+++ TASK DATA +++

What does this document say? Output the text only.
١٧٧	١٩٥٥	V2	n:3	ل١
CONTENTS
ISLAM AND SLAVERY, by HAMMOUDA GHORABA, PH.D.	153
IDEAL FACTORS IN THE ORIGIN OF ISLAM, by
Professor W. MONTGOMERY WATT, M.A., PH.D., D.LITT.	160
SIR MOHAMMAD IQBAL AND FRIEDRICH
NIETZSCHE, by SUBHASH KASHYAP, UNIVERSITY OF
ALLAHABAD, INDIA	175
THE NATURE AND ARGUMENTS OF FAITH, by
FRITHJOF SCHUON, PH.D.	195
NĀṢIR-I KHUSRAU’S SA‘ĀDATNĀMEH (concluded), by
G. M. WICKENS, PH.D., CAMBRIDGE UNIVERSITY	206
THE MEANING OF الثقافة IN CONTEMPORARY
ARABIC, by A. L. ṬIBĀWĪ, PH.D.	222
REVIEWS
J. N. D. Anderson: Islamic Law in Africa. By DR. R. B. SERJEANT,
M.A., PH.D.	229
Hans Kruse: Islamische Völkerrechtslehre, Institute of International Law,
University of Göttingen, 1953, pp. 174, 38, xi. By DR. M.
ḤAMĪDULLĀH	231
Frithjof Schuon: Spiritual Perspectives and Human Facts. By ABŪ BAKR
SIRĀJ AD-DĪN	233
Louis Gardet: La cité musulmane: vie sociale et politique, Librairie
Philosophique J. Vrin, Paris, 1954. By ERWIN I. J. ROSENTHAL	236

+++

SHORT PROBLEM
Retype all of the material above with every character intact.

SOLUTION FOR THIS EXERCISE
What does this document say? Output the text only.
١٧٧	١٩٥٥	V2	n:3	ل١
CONTENTS
ISLAM AND SLAVERY, by HAMMOUDA GHORABA, PH.D.	153
IDEAL FACTORS IN THE ORIGIN OF ISLAM, by
Professor W. MONTGOMERY WATT, M.A., PH.D., D.LITT.	160
SIR MOHAMMAD IQBAL AND FRIEDRICH
NIETZSCHE, by SUBHASH KASHYAP, UNIVERSITY OF
ALLAHABAD, INDIA	175
THE NATURE AND ARGUMENTS OF FAITH, by
FRITHJOF SCHUON, PH.D.	195
NĀṢIR-I KHUSRAU’S SA‘ĀDATNĀMEH (concluded), by
G. M. WICKENS, PH.D., CAMBRIDGE UNIVERSITY	206
THE MEANING OF الثقافة IN CONTEMPORARY
ARABIC, by A. L. ṬIBĀWĪ, PH.D.	222
REVIEWS
J. N. D. Anderson: Islamic Law in Africa. By DR. R. B. SERJEANT,
M.A., PH.D.	229
Hans Kruse: Islamische Völkerrechtslehre, Institute of International Law,
University of Göttingen, 1953, pp. 174, 38, xi. By DR. M.
ḤAMĪDULLĀH	231
Frithjof Schuon: Spiritual Perspectives and Human Facts. By ABŪ BAKR
SIRĀJ AD-DĪN	233
Louis Gardet: La cité musulmane: vie sociale et politique, Librairie
Philosophique J. Vrin, Paris, 1954. By ERWIN I. J. ROSENTHAL	236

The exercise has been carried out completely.